◆ What is expected ◆
Lines containing the string "ResponseTime" are to be counted; report the total by itself.
----------------------------------------
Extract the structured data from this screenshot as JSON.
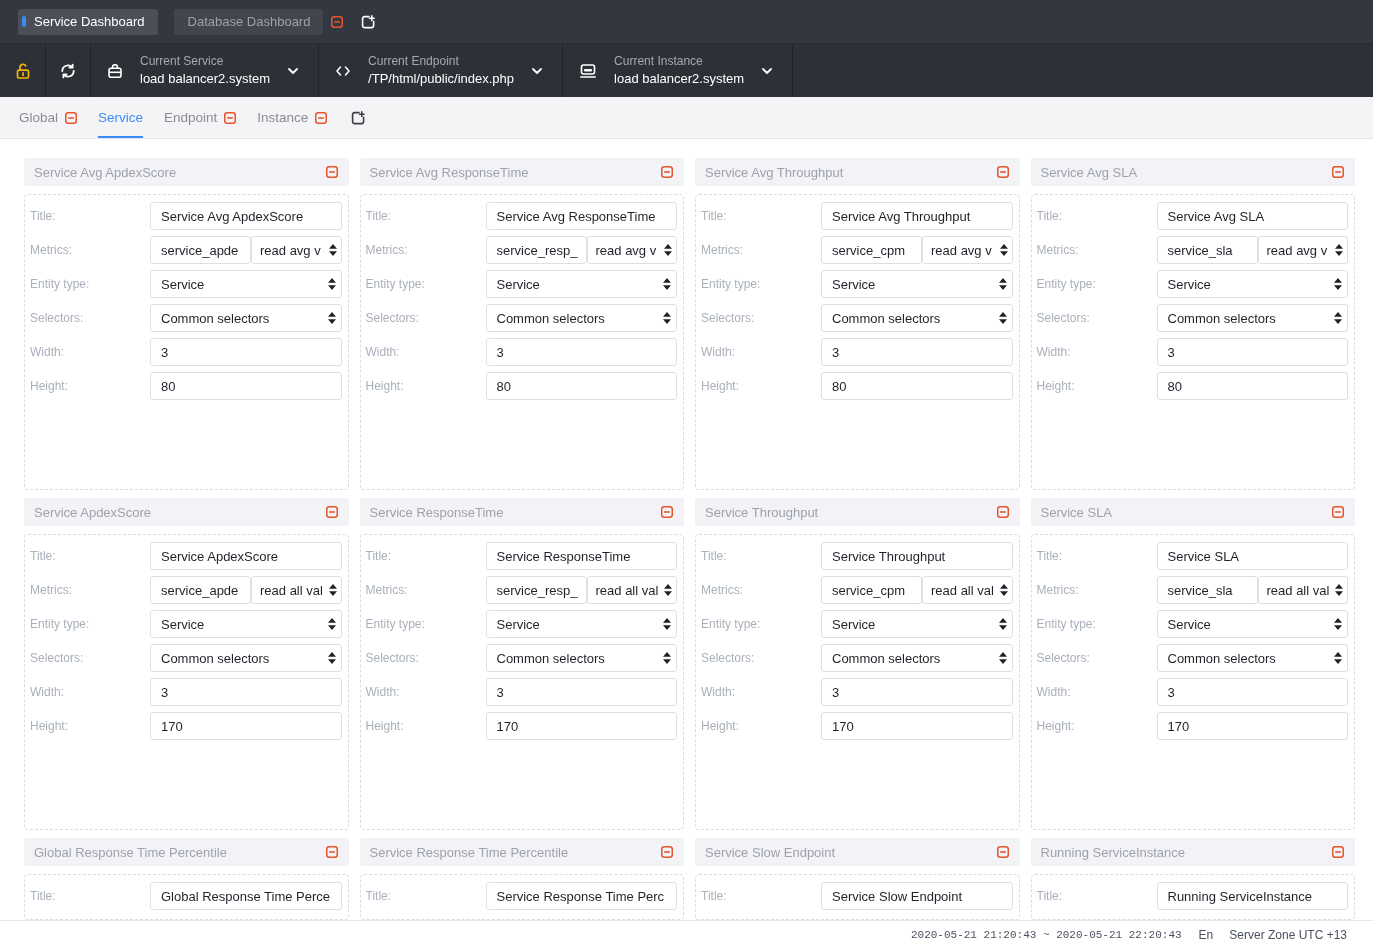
{
  "dashboard_tabs": [
    {
      "label": "Service Dashboard",
      "selected": true
    },
    {
      "label": "Database Dashboard",
      "selected": false
    }
  ],
  "toolbar": {
    "locked": false
  },
  "selectors": [
    {
      "kind": "service",
      "label": "Current Service",
      "value": "load balancer2.system"
    },
    {
      "kind": "endpoint",
      "label": "Current Endpoint",
      "value": "/TP/html/public/index.php"
    },
    {
      "kind": "instance",
      "label": "Current Instance",
      "value": "load balancer2.system"
    }
  ],
  "view_tabs": [
    {
      "label": "Global",
      "selected": false,
      "removable": true
    },
    {
      "label": "Service",
      "selected": true,
      "removable": false
    },
    {
      "label": "Endpoint",
      "selected": false,
      "removable": true
    },
    {
      "label": "Instance",
      "selected": false,
      "removable": true
    }
  ],
  "cards": [
    {
      "title": "Service Avg ApdexScore",
      "fields": [
        {
          "kind": "text",
          "label": "Title:",
          "value": "Service Avg ApdexScore"
        },
        {
          "kind": "metrics",
          "label": "Metrics:",
          "value": "service_apde",
          "aggregation": "read avg v"
        },
        {
          "kind": "select",
          "label": "Entity type:",
          "value": "Service"
        },
        {
          "kind": "select",
          "label": "Selectors:",
          "value": "Common selectors"
        },
        {
          "kind": "text",
          "label": "Width:",
          "value": "3"
        },
        {
          "kind": "text",
          "label": "Height:",
          "value": "80"
        }
      ]
    },
    {
      "title": "Service Avg ResponseTime",
      "fields": [
        {
          "kind": "text",
          "label": "Title:",
          "value": "Service Avg ResponseTime"
        },
        {
          "kind": "metrics",
          "label": "Metrics:",
          "value": "service_resp_",
          "aggregation": "read avg v"
        },
        {
          "kind": "select",
          "label": "Entity type:",
          "value": "Service"
        },
        {
          "kind": "select",
          "label": "Selectors:",
          "value": "Common selectors"
        },
        {
          "kind": "text",
          "label": "Width:",
          "value": "3"
        },
        {
          "kind": "text",
          "label": "Height:",
          "value": "80"
        }
      ]
    },
    {
      "title": "Service Avg Throughput",
      "fields": [
        {
          "kind": "text",
          "label": "Title:",
          "value": "Service Avg Throughput"
        },
        {
          "kind": "metrics",
          "label": "Metrics:",
          "value": "service_cpm",
          "aggregation": "read avg v"
        },
        {
          "kind": "select",
          "label": "Entity type:",
          "value": "Service"
        },
        {
          "kind": "select",
          "label": "Selectors:",
          "value": "Common selectors"
        },
        {
          "kind": "text",
          "label": "Width:",
          "value": "3"
        },
        {
          "kind": "text",
          "label": "Height:",
          "value": "80"
        }
      ]
    },
    {
      "title": "Service Avg SLA",
      "fields": [
        {
          "kind": "text",
          "label": "Title:",
          "value": "Service Avg SLA"
        },
        {
          "kind": "metrics",
          "label": "Metrics:",
          "value": "service_sla",
          "aggregation": "read avg v"
        },
        {
          "kind": "select",
          "label": "Entity type:",
          "value": "Service"
        },
        {
          "kind": "select",
          "label": "Selectors:",
          "value": "Common selectors"
        },
        {
          "kind": "text",
          "label": "Width:",
          "value": "3"
        },
        {
          "kind": "text",
          "label": "Height:",
          "value": "80"
        }
      ]
    },
    {
      "title": "Service ApdexScore",
      "fields": [
        {
          "kind": "text",
          "label": "Title:",
          "value": "Service ApdexScore"
        },
        {
          "kind": "metrics",
          "label": "Metrics:",
          "value": "service_apde",
          "aggregation": "read all val"
        },
        {
          "kind": "select",
          "label": "Entity type:",
          "value": "Service"
        },
        {
          "kind": "select",
          "label": "Selectors:",
          "value": "Common selectors"
        },
        {
          "kind": "text",
          "label": "Width:",
          "value": "3"
        },
        {
          "kind": "text",
          "label": "Height:",
          "value": "170"
        }
      ]
    },
    {
      "title": "Service ResponseTime",
      "fields": [
        {
          "kind": "text",
          "label": "Title:",
          "value": "Service ResponseTime"
        },
        {
          "kind": "metrics",
          "label": "Metrics:",
          "value": "service_resp_",
          "aggregation": "read all val"
        },
        {
          "kind": "select",
          "label": "Entity type:",
          "value": "Service"
        },
        {
          "kind": "select",
          "label": "Selectors:",
          "value": "Common selectors"
        },
        {
          "kind": "text",
          "label": "Width:",
          "value": "3"
        },
        {
          "kind": "text",
          "label": "Height:",
          "value": "170"
        }
      ]
    },
    {
      "title": "Service Throughput",
      "fields": [
        {
          "kind": "text",
          "label": "Title:",
          "value": "Service Throughput"
        },
        {
          "kind": "metrics",
          "label": "Metrics:",
          "value": "service_cpm",
          "aggregation": "read all val"
        },
        {
          "kind": "select",
          "label": "Entity type:",
          "value": "Service"
        },
        {
          "kind": "select",
          "label": "Selectors:",
          "value": "Common selectors"
        },
        {
          "kind": "text",
          "label": "Width:",
          "value": "3"
        },
        {
          "kind": "text",
          "label": "Height:",
          "value": "170"
        }
      ]
    },
    {
      "title": "Service SLA",
      "fields": [
        {
          "kind": "text",
          "label": "Title:",
          "value": "Service SLA"
        },
        {
          "kind": "metrics",
          "label": "Metrics:",
          "value": "service_sla",
          "aggregation": "read all val"
        },
        {
          "kind": "select",
          "label": "Entity type:",
          "value": "Service"
        },
        {
          "kind": "select",
          "label": "Selectors:",
          "value": "Common selectors"
        },
        {
          "kind": "text",
          "label": "Width:",
          "value": "3"
        },
        {
          "kind": "text",
          "label": "Height:",
          "value": "170"
        }
      ]
    },
    {
      "title": "Global Response Time Percentile",
      "fields": [
        {
          "kind": "text",
          "label": "Title:",
          "value": "Global Response Time Perce"
        }
      ]
    },
    {
      "title": "Service Response Time Percentile",
      "fields": [
        {
          "kind": "text",
          "label": "Title:",
          "value": "Service Response Time Perc"
        }
      ]
    },
    {
      "title": "Service Slow Endpoint",
      "fields": [
        {
          "kind": "text",
          "label": "Title:",
          "value": "Service Slow Endpoint"
        }
      ]
    },
    {
      "title": "Running ServiceInstance",
      "fields": [
        {
          "kind": "text",
          "label": "Title:",
          "value": "Running ServiceInstance"
        }
      ]
    }
  ],
  "status_bar": {
    "time_range": "2020-05-21 21:20:43 ~ 2020-05-21 22:20:43",
    "language": "En",
    "server_zone": "Server Zone UTC +13"
  }
}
----------------------------------------
◆ Task answer ◆
4